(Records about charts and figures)
§
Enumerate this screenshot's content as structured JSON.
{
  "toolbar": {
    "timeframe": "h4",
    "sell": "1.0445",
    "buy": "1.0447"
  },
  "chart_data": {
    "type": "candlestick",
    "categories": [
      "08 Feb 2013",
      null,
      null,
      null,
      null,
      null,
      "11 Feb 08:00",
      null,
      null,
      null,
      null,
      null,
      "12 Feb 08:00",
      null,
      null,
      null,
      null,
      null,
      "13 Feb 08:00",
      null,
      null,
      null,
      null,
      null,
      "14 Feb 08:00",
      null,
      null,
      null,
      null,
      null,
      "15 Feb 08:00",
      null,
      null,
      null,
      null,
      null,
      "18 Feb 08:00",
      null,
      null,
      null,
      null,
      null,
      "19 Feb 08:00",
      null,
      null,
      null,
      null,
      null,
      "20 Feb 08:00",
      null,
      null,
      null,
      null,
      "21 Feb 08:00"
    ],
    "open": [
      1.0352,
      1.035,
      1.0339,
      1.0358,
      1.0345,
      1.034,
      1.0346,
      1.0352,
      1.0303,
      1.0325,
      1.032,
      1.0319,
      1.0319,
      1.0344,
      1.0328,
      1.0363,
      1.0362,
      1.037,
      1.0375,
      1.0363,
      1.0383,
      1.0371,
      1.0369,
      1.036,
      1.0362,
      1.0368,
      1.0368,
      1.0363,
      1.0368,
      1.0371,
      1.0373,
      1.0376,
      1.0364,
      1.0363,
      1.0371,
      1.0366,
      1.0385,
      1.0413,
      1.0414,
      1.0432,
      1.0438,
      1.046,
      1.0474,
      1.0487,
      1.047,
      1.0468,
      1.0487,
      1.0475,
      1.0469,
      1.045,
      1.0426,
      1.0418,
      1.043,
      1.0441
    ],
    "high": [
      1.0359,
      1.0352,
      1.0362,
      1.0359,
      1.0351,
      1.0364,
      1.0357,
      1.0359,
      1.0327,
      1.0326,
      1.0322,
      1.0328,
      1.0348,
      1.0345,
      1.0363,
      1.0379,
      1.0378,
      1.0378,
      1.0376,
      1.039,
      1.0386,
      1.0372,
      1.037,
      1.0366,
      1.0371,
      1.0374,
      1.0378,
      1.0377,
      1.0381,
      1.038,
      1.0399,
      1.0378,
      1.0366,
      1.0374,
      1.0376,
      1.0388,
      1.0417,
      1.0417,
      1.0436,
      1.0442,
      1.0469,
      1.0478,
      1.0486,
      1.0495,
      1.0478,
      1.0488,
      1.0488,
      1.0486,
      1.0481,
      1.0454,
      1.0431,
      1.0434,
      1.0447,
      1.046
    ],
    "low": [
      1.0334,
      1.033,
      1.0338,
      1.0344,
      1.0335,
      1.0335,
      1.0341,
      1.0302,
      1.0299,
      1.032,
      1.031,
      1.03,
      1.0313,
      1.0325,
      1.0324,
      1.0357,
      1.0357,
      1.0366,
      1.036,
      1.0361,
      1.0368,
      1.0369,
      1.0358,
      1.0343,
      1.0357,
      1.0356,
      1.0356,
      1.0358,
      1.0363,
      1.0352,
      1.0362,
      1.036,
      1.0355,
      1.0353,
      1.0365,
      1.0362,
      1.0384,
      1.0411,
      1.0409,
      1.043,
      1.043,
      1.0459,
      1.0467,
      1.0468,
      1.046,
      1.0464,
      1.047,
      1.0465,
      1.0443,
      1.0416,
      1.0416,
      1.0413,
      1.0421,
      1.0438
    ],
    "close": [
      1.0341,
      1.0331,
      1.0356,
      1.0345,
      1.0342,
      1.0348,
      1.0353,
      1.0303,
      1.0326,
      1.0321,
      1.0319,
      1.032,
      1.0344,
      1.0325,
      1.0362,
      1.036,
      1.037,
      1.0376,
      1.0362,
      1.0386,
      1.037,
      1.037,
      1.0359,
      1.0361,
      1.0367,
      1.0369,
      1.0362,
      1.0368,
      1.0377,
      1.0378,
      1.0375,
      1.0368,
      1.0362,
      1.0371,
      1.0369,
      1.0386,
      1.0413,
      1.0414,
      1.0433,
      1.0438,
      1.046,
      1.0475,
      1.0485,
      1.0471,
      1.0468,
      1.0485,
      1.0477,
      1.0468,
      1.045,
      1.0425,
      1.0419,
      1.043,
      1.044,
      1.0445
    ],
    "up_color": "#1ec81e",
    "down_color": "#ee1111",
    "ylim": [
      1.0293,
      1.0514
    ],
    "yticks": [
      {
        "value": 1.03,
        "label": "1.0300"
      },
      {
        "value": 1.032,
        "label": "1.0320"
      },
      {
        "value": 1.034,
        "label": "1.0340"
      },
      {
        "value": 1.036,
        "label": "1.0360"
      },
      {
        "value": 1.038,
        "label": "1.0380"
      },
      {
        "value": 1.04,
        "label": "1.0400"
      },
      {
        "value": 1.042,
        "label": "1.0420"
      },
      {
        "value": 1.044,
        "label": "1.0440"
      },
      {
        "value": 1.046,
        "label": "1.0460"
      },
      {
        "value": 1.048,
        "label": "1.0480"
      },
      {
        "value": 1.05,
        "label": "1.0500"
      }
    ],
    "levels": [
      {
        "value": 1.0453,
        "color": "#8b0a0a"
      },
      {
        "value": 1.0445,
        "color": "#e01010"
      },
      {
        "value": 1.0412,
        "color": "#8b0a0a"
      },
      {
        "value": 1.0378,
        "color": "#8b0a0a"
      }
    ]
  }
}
§
* DIRECTIVE: Out of the records, collect only those lines that contain the string "label".

* SOLUTION TO THIS TASK:
        "label": "1.0300"
        "label": "1.0320"
        "label": "1.0340"
        "label": "1.0360"
        "label": "1.0380"
        "label": "1.0400"
        "label": "1.0420"
        "label": "1.0440"
        "label": "1.0460"
        "label": "1.0480"
        "label": "1.0500"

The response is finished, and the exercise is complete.